Exercise brief: In which lines of the data does the string "title" appear? Copy every one.

_ _ _ _ _

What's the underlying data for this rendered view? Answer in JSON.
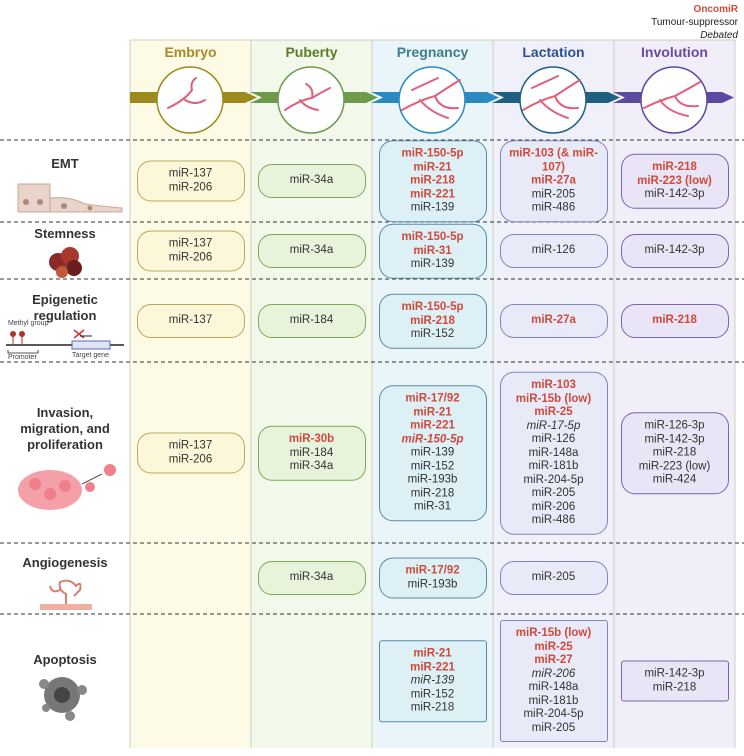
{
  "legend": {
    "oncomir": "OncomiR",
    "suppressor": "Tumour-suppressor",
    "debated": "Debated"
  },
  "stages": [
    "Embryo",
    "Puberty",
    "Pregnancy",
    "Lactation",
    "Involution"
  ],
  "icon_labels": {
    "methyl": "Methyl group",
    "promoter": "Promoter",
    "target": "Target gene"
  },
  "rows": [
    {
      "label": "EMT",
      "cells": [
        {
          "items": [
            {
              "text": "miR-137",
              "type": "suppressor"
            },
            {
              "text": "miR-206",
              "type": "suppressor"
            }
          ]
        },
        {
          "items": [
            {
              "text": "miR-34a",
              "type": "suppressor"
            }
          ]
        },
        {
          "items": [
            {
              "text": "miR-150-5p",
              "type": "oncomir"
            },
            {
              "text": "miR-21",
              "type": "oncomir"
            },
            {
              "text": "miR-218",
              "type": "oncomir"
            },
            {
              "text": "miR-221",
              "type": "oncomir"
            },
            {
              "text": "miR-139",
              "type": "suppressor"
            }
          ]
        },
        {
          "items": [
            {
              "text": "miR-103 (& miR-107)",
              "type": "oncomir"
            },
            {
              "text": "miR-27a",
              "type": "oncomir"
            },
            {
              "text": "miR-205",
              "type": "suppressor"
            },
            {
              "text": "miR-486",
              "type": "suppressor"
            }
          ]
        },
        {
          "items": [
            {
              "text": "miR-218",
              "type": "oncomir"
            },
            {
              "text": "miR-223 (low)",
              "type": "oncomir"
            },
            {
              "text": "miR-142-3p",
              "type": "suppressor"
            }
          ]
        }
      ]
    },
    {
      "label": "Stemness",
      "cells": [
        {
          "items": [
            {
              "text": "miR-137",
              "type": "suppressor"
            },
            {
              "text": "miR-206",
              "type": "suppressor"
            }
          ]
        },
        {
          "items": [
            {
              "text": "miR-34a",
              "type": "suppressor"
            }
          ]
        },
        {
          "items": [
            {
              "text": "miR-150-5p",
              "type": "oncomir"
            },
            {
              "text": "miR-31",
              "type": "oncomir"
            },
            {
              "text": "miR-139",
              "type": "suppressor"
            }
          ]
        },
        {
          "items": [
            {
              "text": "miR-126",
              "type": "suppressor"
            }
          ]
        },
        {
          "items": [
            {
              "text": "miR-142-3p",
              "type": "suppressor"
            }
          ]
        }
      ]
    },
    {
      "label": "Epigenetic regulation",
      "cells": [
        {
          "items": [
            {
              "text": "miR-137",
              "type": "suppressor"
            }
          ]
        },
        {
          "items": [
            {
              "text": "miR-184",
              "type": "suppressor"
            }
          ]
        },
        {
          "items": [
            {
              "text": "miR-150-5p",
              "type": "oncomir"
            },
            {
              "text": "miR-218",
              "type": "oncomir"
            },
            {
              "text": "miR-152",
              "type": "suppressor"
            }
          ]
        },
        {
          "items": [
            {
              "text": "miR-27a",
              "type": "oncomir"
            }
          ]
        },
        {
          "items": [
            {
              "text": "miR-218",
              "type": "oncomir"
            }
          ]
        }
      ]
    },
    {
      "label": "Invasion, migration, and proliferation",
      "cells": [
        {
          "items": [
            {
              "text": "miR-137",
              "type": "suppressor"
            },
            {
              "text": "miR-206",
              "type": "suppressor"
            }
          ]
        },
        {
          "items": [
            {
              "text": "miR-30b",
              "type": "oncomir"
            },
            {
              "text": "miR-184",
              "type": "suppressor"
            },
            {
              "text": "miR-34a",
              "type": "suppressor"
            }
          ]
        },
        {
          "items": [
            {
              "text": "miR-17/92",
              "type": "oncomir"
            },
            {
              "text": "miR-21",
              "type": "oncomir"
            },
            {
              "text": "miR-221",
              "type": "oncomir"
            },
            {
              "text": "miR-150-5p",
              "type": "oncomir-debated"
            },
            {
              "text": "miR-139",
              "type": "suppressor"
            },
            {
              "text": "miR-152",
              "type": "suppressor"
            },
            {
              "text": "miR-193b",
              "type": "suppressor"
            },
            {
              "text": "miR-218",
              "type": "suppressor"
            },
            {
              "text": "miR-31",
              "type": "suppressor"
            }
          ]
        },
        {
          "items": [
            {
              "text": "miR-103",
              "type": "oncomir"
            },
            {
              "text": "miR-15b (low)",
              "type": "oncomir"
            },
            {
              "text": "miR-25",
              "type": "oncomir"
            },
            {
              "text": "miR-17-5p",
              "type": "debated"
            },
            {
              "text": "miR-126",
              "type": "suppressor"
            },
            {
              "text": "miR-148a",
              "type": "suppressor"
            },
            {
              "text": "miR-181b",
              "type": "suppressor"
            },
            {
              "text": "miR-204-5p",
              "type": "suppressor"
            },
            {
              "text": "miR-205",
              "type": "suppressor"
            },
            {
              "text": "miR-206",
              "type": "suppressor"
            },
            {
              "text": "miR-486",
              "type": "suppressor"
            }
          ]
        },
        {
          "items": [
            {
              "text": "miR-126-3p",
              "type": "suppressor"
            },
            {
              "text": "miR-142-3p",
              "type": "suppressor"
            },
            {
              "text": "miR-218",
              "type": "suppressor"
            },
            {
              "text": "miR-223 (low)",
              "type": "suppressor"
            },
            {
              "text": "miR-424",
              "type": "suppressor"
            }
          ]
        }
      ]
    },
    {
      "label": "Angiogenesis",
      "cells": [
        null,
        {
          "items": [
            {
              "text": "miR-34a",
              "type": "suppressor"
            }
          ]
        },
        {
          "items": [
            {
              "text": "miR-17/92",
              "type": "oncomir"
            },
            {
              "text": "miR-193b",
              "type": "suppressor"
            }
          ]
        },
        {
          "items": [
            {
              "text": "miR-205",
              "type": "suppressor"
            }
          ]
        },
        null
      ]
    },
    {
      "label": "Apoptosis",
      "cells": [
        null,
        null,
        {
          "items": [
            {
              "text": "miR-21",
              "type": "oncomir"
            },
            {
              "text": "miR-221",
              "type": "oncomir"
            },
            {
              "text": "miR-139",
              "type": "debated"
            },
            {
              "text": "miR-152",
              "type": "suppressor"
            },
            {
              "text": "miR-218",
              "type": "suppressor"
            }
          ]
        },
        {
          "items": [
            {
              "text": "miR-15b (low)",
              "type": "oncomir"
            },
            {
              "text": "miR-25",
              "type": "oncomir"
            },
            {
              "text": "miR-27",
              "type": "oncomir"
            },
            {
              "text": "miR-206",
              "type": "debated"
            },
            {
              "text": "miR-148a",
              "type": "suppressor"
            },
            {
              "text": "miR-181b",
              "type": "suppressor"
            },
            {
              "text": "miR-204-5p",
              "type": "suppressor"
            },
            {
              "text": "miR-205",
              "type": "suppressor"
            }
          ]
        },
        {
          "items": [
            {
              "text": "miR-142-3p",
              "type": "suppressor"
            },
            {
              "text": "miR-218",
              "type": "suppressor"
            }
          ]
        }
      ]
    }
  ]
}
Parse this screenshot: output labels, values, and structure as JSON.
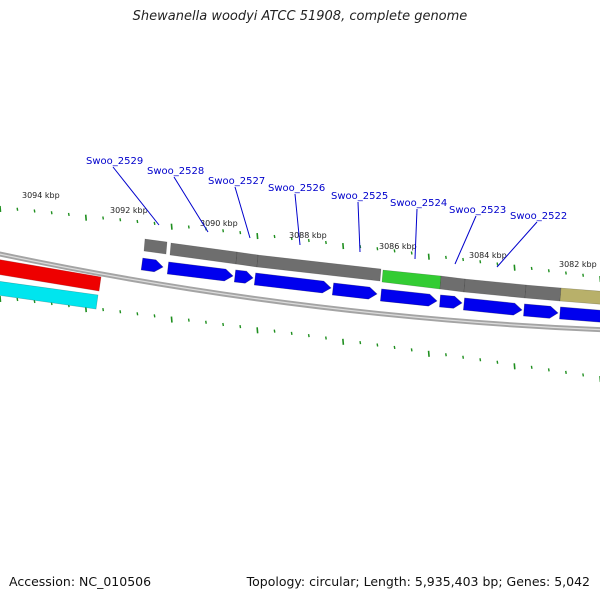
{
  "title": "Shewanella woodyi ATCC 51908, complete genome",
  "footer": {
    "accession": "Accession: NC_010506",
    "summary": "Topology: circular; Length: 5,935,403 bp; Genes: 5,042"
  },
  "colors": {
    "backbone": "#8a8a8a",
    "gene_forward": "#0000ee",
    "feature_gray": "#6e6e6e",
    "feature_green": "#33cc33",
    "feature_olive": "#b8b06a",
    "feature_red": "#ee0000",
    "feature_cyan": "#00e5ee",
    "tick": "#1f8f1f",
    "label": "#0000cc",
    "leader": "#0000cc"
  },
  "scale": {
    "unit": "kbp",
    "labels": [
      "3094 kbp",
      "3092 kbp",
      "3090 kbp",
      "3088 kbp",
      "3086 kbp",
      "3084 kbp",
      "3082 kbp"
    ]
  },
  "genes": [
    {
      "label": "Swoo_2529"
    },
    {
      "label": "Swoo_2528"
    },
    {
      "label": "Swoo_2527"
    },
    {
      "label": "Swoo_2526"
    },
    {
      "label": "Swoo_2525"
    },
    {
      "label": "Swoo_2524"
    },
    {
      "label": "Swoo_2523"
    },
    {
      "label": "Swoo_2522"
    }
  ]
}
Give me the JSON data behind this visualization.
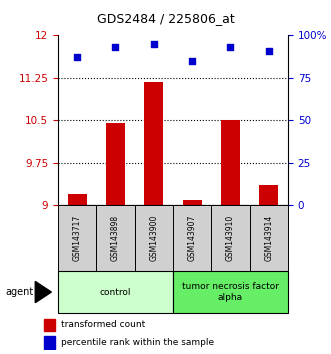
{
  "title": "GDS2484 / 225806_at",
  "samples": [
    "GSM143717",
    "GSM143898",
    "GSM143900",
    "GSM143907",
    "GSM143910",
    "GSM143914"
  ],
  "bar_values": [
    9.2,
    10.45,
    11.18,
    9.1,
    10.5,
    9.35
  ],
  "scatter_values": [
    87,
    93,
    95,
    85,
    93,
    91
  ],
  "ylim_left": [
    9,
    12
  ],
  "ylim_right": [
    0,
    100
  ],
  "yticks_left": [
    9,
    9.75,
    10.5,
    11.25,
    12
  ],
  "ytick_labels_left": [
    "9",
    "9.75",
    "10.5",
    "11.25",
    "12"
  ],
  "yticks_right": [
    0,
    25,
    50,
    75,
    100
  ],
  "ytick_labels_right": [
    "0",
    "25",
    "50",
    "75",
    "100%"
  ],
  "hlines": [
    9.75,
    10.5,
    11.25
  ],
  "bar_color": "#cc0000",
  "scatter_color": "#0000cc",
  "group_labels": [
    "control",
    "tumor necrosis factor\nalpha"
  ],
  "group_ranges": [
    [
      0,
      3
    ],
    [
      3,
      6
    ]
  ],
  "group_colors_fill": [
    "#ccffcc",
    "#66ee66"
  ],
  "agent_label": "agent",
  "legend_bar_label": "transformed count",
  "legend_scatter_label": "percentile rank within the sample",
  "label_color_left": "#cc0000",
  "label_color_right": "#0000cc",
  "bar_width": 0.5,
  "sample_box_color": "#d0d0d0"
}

_ _ _ _ _

Answer for the task:
  "title": "Shewanella woodyi ATCC 51908, complete genome",
  "title": "GDS2484 / 225806_at",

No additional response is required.